AIM
Can you retype the entries below, from the line containing "nav-settings[interactable]: 설정 bbox=[8, 979, 251, 1012]" through the last line of the entries, reproducing each line unchanged?

==============================

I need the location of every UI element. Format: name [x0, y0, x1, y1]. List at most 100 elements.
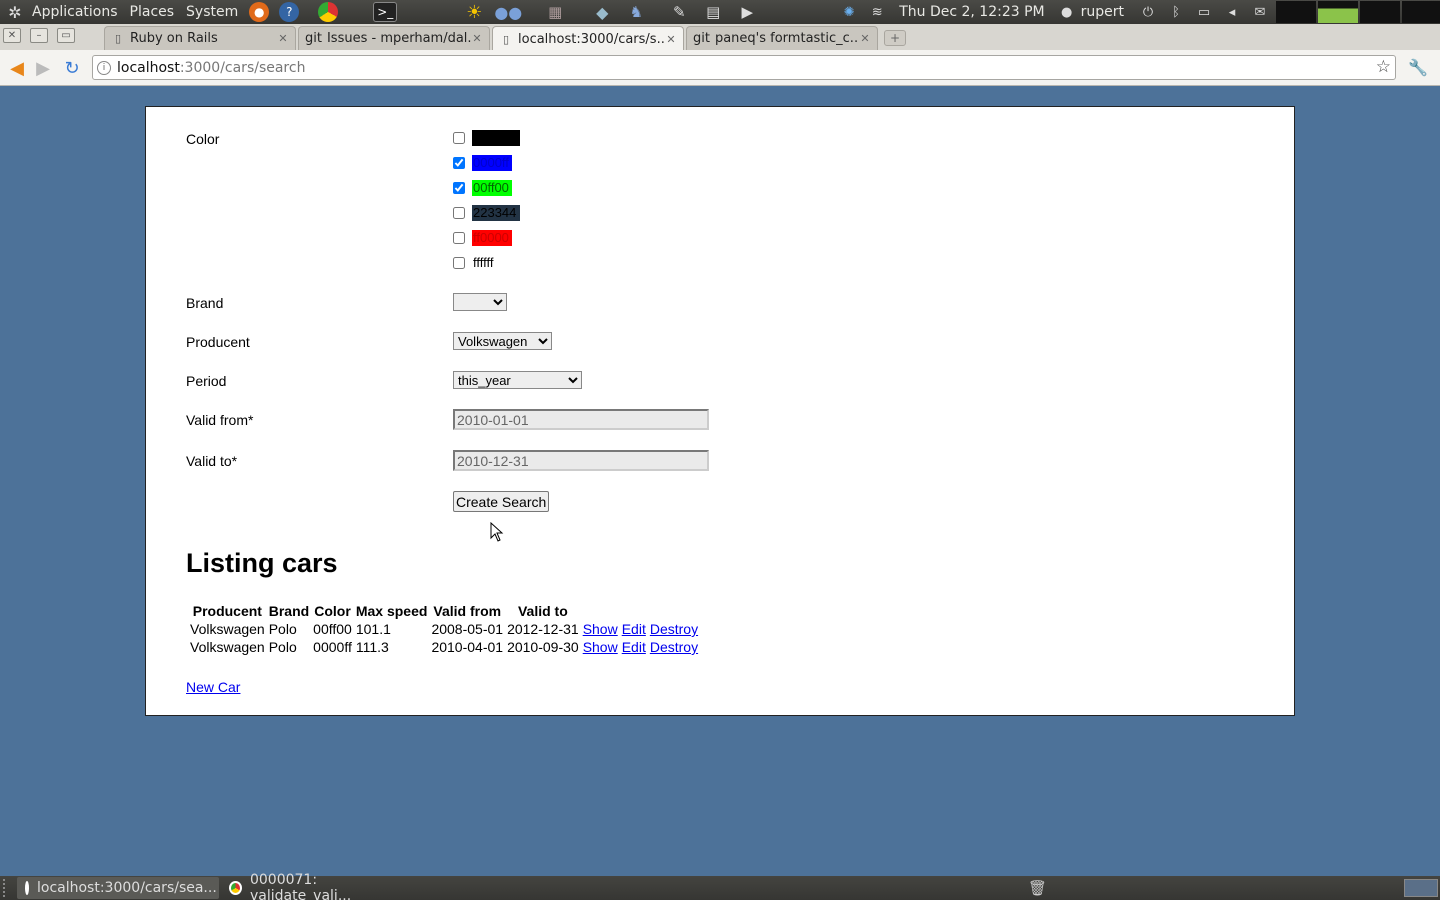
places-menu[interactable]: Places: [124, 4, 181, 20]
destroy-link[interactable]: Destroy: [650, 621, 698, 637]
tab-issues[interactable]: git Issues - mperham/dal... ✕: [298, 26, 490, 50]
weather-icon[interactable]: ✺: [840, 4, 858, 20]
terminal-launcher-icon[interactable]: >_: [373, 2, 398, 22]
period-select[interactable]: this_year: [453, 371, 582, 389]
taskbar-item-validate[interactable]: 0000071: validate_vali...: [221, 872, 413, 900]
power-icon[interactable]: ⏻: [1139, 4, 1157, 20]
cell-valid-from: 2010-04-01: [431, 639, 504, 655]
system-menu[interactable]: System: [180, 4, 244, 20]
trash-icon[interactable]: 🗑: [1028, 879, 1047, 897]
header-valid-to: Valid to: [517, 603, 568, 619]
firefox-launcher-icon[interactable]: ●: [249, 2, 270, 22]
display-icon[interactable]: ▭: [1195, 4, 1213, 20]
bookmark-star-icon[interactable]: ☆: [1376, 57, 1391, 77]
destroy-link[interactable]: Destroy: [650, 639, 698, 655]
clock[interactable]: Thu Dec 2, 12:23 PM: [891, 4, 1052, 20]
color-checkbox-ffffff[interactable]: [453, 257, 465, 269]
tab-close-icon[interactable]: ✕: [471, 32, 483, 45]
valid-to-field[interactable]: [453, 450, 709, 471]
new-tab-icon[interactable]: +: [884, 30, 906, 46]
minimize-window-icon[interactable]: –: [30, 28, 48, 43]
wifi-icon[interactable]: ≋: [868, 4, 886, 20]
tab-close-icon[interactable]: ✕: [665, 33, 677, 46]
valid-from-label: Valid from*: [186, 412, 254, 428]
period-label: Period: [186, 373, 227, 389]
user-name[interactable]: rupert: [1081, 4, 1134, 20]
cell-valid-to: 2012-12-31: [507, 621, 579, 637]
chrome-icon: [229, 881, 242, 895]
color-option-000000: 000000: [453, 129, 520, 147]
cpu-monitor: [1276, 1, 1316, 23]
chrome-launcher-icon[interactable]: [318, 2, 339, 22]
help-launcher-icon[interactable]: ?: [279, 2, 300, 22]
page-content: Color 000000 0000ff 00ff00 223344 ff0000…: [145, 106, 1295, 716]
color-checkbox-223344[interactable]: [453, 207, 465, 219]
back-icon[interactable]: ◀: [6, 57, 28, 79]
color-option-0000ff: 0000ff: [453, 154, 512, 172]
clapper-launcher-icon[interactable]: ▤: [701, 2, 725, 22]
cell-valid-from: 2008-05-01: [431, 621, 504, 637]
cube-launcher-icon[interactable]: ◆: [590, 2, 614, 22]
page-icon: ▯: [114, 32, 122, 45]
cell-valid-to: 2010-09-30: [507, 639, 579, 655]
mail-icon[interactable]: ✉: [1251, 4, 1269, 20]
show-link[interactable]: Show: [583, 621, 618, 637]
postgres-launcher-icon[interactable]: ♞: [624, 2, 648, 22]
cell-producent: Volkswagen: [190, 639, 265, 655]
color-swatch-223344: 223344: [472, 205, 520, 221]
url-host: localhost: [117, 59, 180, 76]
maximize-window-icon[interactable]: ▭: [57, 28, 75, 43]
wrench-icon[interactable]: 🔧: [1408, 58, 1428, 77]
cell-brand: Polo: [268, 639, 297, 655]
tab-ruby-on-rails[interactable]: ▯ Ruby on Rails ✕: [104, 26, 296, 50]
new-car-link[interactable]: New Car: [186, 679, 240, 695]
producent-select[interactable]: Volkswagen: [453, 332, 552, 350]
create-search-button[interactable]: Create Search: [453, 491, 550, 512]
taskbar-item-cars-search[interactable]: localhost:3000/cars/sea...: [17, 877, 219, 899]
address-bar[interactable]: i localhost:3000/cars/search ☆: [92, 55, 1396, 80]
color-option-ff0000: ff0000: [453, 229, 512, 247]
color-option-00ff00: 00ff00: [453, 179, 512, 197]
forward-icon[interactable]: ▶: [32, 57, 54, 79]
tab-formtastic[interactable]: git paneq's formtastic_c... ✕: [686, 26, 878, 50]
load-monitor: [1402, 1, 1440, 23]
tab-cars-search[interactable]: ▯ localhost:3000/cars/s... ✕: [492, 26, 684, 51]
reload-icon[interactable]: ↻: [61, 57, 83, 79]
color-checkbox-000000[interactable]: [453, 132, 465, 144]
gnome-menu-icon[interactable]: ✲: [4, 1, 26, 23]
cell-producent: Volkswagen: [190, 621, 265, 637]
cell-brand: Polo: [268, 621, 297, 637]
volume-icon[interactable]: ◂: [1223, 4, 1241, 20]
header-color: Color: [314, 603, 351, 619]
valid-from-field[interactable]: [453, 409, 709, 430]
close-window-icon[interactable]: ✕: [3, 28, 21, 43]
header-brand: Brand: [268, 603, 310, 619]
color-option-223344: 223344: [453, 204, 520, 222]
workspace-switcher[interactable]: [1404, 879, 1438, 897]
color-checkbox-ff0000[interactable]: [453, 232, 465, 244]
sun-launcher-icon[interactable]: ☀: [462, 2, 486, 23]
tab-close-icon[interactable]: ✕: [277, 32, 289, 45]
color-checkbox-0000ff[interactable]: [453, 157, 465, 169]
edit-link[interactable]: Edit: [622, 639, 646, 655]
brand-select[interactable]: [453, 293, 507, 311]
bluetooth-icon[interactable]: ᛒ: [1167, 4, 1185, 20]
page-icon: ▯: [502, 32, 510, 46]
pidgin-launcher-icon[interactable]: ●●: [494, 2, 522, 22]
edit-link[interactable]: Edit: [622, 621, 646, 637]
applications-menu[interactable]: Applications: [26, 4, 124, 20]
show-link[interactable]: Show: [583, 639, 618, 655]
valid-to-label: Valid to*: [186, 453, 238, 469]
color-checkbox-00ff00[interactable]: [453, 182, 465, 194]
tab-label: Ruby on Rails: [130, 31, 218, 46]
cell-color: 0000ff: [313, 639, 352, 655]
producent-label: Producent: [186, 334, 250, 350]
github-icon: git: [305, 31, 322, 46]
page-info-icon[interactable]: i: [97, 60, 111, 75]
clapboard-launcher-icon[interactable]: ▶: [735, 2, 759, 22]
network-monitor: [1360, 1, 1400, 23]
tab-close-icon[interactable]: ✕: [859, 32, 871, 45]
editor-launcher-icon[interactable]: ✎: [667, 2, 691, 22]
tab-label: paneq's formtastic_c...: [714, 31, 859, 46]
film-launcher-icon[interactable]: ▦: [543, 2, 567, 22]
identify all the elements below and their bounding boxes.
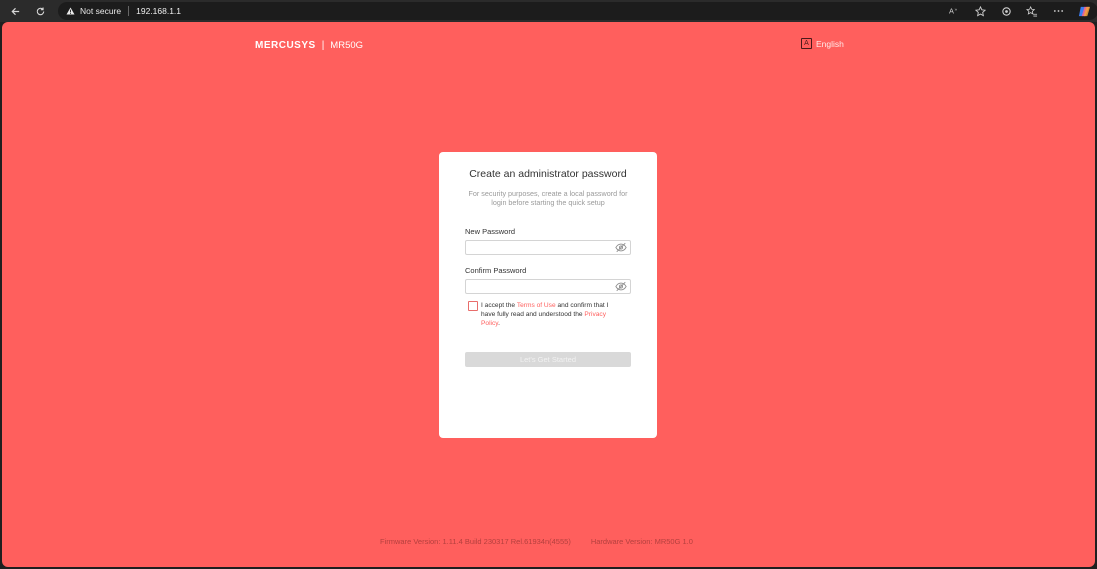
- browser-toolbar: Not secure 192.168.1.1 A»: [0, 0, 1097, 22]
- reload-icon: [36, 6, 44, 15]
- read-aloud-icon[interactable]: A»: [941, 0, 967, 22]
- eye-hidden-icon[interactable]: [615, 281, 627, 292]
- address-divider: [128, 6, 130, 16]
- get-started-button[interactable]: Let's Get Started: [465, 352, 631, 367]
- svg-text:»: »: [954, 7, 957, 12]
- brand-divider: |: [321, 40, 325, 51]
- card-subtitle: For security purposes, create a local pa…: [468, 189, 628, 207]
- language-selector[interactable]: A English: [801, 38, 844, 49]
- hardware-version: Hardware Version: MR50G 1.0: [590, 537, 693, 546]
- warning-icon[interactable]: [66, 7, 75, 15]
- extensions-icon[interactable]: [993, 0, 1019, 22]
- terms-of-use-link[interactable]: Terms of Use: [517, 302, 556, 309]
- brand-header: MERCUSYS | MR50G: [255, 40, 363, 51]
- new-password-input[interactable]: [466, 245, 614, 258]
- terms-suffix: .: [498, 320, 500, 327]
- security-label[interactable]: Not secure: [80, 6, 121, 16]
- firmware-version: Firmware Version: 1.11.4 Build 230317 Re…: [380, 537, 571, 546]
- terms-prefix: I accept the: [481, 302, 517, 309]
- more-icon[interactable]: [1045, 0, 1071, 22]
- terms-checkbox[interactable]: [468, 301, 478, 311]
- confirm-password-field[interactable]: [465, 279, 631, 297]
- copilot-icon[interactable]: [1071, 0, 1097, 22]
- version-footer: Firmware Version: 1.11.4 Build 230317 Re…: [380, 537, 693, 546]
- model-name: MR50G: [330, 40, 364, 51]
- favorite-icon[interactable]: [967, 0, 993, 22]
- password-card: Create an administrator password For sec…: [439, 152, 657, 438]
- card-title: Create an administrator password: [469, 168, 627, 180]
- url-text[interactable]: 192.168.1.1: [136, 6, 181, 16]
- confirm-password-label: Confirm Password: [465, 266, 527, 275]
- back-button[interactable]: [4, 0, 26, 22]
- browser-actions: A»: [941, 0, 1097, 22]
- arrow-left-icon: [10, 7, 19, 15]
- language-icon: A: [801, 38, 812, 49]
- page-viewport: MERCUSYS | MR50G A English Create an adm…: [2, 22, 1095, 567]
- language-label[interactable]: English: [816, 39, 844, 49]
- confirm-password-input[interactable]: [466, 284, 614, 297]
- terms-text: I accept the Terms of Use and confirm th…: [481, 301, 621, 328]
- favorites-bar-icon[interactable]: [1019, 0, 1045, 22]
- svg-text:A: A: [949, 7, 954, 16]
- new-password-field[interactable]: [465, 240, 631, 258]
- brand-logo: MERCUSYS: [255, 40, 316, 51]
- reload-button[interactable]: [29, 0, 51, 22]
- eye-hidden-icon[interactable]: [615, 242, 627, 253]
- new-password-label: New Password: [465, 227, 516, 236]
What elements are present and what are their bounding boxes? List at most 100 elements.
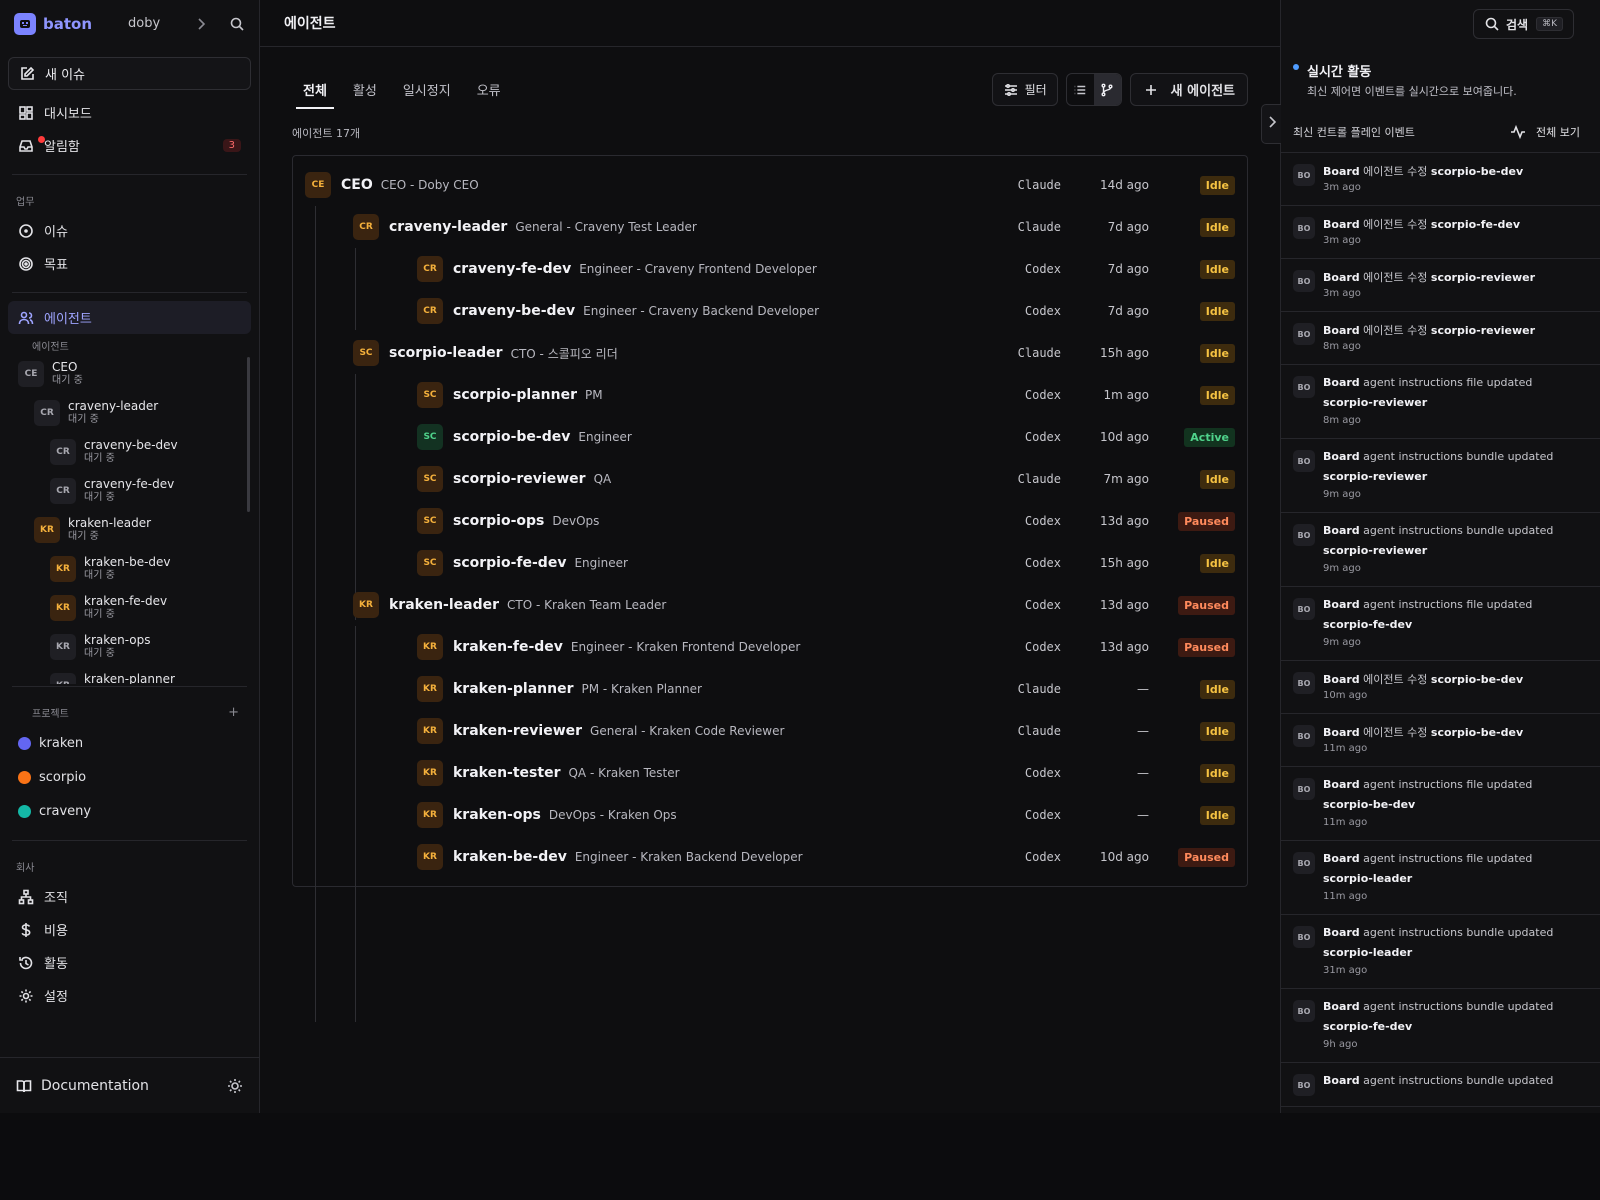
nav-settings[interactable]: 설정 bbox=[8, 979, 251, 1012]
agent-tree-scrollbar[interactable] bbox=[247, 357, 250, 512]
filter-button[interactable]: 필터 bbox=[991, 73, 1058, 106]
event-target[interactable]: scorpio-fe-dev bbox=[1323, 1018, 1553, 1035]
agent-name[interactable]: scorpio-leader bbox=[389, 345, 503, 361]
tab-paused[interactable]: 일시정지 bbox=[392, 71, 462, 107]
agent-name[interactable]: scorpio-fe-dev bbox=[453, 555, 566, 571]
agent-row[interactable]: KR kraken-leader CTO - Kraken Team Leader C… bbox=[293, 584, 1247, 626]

==============================

TASK RESULT
nav-settings[interactable]: 설정 bbox=[8, 979, 251, 1012]
agent-tree-scrollbar[interactable] bbox=[247, 357, 250, 512]
filter-button[interactable]: 필터 bbox=[991, 73, 1058, 106]
event-target[interactable]: scorpio-fe-dev bbox=[1323, 1018, 1553, 1035]
agent-name[interactable]: scorpio-leader bbox=[389, 345, 503, 361]
tab-paused[interactable]: 일시정지 bbox=[392, 71, 462, 107]
agent-name[interactable]: scorpio-fe-dev bbox=[453, 555, 566, 571]
agent-row[interactable]: KR kraken-leader CTO - Kraken Team Leader C… bbox=[293, 584, 1247, 626]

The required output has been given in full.